» MATERIAL PROVIDED
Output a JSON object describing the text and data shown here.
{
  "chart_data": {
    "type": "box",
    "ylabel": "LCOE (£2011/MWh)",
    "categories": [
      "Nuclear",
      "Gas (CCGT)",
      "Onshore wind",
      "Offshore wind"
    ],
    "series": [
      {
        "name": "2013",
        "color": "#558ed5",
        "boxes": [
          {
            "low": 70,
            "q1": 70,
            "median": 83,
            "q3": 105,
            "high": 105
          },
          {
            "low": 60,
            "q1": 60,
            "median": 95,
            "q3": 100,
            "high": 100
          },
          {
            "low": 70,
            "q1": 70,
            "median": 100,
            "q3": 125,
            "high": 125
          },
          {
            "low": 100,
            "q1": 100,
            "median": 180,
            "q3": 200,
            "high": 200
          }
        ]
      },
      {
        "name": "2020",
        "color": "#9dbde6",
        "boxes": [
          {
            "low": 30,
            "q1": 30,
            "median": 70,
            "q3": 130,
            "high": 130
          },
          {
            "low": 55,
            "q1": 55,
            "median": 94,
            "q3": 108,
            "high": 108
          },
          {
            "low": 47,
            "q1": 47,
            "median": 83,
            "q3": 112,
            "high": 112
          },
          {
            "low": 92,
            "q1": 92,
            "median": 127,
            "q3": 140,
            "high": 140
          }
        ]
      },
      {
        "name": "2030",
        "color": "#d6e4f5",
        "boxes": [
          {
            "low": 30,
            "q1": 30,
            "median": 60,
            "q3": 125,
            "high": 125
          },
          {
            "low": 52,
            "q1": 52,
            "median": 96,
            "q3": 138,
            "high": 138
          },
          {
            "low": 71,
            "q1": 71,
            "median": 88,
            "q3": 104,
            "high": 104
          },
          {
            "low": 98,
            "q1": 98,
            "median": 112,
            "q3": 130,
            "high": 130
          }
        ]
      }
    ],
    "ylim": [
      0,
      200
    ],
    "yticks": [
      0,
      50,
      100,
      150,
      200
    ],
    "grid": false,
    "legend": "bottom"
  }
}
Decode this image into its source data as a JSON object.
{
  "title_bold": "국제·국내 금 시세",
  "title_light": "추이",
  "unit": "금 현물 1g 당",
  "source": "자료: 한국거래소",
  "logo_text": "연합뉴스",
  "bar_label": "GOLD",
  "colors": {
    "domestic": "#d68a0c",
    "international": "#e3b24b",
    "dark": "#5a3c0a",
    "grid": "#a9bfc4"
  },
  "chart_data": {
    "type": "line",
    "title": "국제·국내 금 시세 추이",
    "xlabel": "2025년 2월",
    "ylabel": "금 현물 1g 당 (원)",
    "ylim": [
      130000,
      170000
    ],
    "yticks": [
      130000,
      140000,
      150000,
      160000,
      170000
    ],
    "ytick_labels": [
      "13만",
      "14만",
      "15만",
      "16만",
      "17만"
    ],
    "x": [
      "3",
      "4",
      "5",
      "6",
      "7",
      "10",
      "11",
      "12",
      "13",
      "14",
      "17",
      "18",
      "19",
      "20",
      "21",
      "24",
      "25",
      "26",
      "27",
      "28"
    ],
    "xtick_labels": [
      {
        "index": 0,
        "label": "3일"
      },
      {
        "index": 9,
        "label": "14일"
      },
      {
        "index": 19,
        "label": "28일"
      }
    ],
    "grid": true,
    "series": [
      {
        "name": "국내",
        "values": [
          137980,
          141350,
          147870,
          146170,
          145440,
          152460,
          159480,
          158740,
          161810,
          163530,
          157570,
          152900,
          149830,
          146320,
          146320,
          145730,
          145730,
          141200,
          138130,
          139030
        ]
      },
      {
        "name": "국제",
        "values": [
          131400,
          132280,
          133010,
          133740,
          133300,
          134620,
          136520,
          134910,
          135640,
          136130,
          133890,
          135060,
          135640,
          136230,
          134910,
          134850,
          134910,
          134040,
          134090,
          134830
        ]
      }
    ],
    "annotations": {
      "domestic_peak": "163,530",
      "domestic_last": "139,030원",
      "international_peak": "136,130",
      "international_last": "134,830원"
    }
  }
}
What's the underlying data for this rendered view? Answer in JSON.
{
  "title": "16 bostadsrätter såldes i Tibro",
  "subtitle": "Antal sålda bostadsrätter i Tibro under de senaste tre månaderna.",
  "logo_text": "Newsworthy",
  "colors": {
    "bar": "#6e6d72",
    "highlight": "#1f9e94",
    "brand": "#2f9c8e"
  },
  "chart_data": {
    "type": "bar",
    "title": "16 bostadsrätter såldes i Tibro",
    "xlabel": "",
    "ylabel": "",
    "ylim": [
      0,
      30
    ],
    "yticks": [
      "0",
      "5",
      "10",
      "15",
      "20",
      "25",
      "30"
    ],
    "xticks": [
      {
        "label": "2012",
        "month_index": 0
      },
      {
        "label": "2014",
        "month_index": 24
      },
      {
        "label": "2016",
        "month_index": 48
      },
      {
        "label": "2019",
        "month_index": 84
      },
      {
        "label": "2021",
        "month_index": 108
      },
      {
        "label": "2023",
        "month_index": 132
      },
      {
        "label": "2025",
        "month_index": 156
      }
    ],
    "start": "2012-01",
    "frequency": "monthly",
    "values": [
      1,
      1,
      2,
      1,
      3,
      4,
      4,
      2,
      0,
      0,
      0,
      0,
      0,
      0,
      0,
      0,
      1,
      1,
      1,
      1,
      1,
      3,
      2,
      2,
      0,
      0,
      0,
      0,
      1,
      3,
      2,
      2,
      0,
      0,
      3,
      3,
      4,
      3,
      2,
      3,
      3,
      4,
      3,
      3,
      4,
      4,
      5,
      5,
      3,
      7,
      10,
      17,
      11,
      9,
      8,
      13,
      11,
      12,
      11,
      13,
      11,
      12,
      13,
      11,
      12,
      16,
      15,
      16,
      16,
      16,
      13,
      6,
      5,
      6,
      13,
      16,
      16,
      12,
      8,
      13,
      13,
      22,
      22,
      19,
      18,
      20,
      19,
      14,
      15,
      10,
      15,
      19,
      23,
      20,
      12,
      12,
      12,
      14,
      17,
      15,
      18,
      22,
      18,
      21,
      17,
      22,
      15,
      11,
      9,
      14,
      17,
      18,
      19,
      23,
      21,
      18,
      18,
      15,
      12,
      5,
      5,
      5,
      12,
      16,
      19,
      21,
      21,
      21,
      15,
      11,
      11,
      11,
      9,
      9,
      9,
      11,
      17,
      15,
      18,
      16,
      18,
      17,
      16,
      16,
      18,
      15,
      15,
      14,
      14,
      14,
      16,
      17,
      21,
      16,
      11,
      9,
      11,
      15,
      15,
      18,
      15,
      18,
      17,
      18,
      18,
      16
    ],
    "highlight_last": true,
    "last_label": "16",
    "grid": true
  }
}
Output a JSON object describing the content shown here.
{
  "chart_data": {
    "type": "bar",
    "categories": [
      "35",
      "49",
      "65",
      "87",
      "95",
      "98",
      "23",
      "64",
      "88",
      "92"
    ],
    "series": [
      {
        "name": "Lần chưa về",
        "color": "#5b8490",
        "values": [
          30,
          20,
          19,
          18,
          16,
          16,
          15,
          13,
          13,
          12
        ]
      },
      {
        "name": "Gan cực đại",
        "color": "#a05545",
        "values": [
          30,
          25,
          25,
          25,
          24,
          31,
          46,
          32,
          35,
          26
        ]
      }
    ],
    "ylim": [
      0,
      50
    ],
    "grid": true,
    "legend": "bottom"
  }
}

» DO THIS
Extract the complete set of records unchanged.

» RIGHT ANSWER
Output a JSON object describing the text and data shown here.
{
  "chart_data": {
    "type": "box",
    "ylabel": "LCOE (£2011/MWh)",
    "categories": [
      "Nuclear",
      "Gas (CCGT)",
      "Onshore wind",
      "Offshore wind"
    ],
    "series": [
      {
        "name": "2013",
        "color": "#558ed5",
        "boxes": [
          {
            "low": 70,
            "q1": 70,
            "median": 83,
            "q3": 105,
            "high": 105
          },
          {
            "low": 60,
            "q1": 60,
            "median": 95,
            "q3": 100,
            "high": 100
          },
          {
            "low": 70,
            "q1": 70,
            "median": 100,
            "q3": 125,
            "high": 125
          },
          {
            "low": 100,
            "q1": 100,
            "median": 180,
            "q3": 200,
            "high": 200
          }
        ]
      },
      {
        "name": "2020",
        "color": "#9dbde6",
        "boxes": [
          {
            "low": 30,
            "q1": 30,
            "median": 70,
            "q3": 130,
            "high": 130
          },
          {
            "low": 55,
            "q1": 55,
            "median": 94,
            "q3": 108,
            "high": 108
          },
          {
            "low": 47,
            "q1": 47,
            "median": 83,
            "q3": 112,
            "high": 112
          },
          {
            "low": 92,
            "q1": 92,
            "median": 127,
            "q3": 140,
            "high": 140
          }
        ]
      },
      {
        "name": "2030",
        "color": "#d6e4f5",
        "boxes": [
          {
            "low": 30,
            "q1": 30,
            "median": 60,
            "q3": 125,
            "high": 125
          },
          {
            "low": 52,
            "q1": 52,
            "median": 96,
            "q3": 138,
            "high": 138
          },
          {
            "low": 71,
            "q1": 71,
            "median": 88,
            "q3": 104,
            "high": 104
          },
          {
            "low": 98,
            "q1": 98,
            "median": 112,
            "q3": 130,
            "high": 130
          }
        ]
      }
    ],
    "ylim": [
      0,
      200
    ],
    "yticks": [
      0,
      50,
      100,
      150,
      200
    ],
    "grid": false,
    "legend": "bottom"
  }
}
Decode this image into its source data as a JSON object.
{
  "title_bold": "국제·국내 금 시세",
  "title_light": "추이",
  "unit": "금 현물 1g 당",
  "source": "자료: 한국거래소",
  "logo_text": "연합뉴스",
  "bar_label": "GOLD",
  "colors": {
    "domestic": "#d68a0c",
    "international": "#e3b24b",
    "dark": "#5a3c0a",
    "grid": "#a9bfc4"
  },
  "chart_data": {
    "type": "line",
    "title": "국제·국내 금 시세 추이",
    "xlabel": "2025년 2월",
    "ylabel": "금 현물 1g 당 (원)",
    "ylim": [
      130000,
      170000
    ],
    "yticks": [
      130000,
      140000,
      150000,
      160000,
      170000
    ],
    "ytick_labels": [
      "13만",
      "14만",
      "15만",
      "16만",
      "17만"
    ],
    "x": [
      "3",
      "4",
      "5",
      "6",
      "7",
      "10",
      "11",
      "12",
      "13",
      "14",
      "17",
      "18",
      "19",
      "20",
      "21",
      "24",
      "25",
      "26",
      "27",
      "28"
    ],
    "xtick_labels": [
      {
        "index": 0,
        "label": "3일"
      },
      {
        "index": 9,
        "label": "14일"
      },
      {
        "index": 19,
        "label": "28일"
      }
    ],
    "grid": true,
    "series": [
      {
        "name": "국내",
        "values": [
          137980,
          141350,
          147870,
          146170,
          145440,
          152460,
          159480,
          158740,
          161810,
          163530,
          157570,
          152900,
          149830,
          146320,
          146320,
          145730,
          145730,
          141200,
          138130,
          139030
        ]
      },
      {
        "name": "국제",
        "values": [
          131400,
          132280,
          133010,
          133740,
          133300,
          134620,
          136520,
          134910,
          135640,
          136130,
          133890,
          135060,
          135640,
          136230,
          134910,
          134850,
          134910,
          134040,
          134090,
          134830
        ]
      }
    ],
    "annotations": {
      "domestic_peak": "163,530",
      "domestic_last": "139,030원",
      "international_peak": "136,130",
      "international_last": "134,830원"
    }
  }
}
What's the underlying data for this rendered view? Answer in JSON.
{
  "title": "16 bostadsrätter såldes i Tibro",
  "subtitle": "Antal sålda bostadsrätter i Tibro under de senaste tre månaderna.",
  "logo_text": "Newsworthy",
  "colors": {
    "bar": "#6e6d72",
    "highlight": "#1f9e94",
    "brand": "#2f9c8e"
  },
  "chart_data": {
    "type": "bar",
    "title": "16 bostadsrätter såldes i Tibro",
    "xlabel": "",
    "ylabel": "",
    "ylim": [
      0,
      30
    ],
    "yticks": [
      "0",
      "5",
      "10",
      "15",
      "20",
      "25",
      "30"
    ],
    "xticks": [
      {
        "label": "2012",
        "month_index": 0
      },
      {
        "label": "2014",
        "month_index": 24
      },
      {
        "label": "2016",
        "month_index": 48
      },
      {
        "label": "2019",
        "month_index": 84
      },
      {
        "label": "2021",
        "month_index": 108
      },
      {
        "label": "2023",
        "month_index": 132
      },
      {
        "label": "2025",
        "month_index": 156
      }
    ],
    "start": "2012-01",
    "frequency": "monthly",
    "values": [
      1,
      1,
      2,
      1,
      3,
      4,
      4,
      2,
      0,
      0,
      0,
      0,
      0,
      0,
      0,
      0,
      1,
      1,
      1,
      1,
      1,
      3,
      2,
      2,
      0,
      0,
      0,
      0,
      1,
      3,
      2,
      2,
      0,
      0,
      3,
      3,
      4,
      3,
      2,
      3,
      3,
      4,
      3,
      3,
      4,
      4,
      5,
      5,
      3,
      7,
      10,
      17,
      11,
      9,
      8,
      13,
      11,
      12,
      11,
      13,
      11,
      12,
      13,
      11,
      12,
      16,
      15,
      16,
      16,
      16,
      13,
      6,
      5,
      6,
      13,
      16,
      16,
      12,
      8,
      13,
      13,
      22,
      22,
      19,
      18,
      20,
      19,
      14,
      15,
      10,
      15,
      19,
      23,
      20,
      12,
      12,
      12,
      14,
      17,
      15,
      18,
      22,
      18,
      21,
      17,
      22,
      15,
      11,
      9,
      14,
      17,
      18,
      19,
      23,
      21,
      18,
      18,
      15,
      12,
      5,
      5,
      5,
      12,
      16,
      19,
      21,
      21,
      21,
      15,
      11,
      11,
      11,
      9,
      9,
      9,
      11,
      17,
      15,
      18,
      16,
      18,
      17,
      16,
      16,
      18,
      15,
      15,
      14,
      14,
      14,
      16,
      17,
      21,
      16,
      11,
      9,
      11,
      15,
      15,
      18,
      15,
      18,
      17,
      18,
      18,
      16
    ],
    "highlight_last": true,
    "last_label": "16",
    "grid": true
  }
}
Output a JSON object describing the content shown here.
{
  "chart_data": {
    "type": "bar",
    "categories": [
      "35",
      "49",
      "65",
      "87",
      "95",
      "98",
      "23",
      "64",
      "88",
      "92"
    ],
    "series": [
      {
        "name": "Lần chưa về",
        "color": "#5b8490",
        "values": [
          30,
          20,
          19,
          18,
          16,
          16,
          15,
          13,
          13,
          12
        ]
      },
      {
        "name": "Gan cực đại",
        "color": "#a05545",
        "values": [
          30,
          25,
          25,
          25,
          24,
          31,
          46,
          32,
          35,
          26
        ]
      }
    ],
    "ylim": [
      0,
      50
    ],
    "grid": true,
    "legend": "bottom"
  }
}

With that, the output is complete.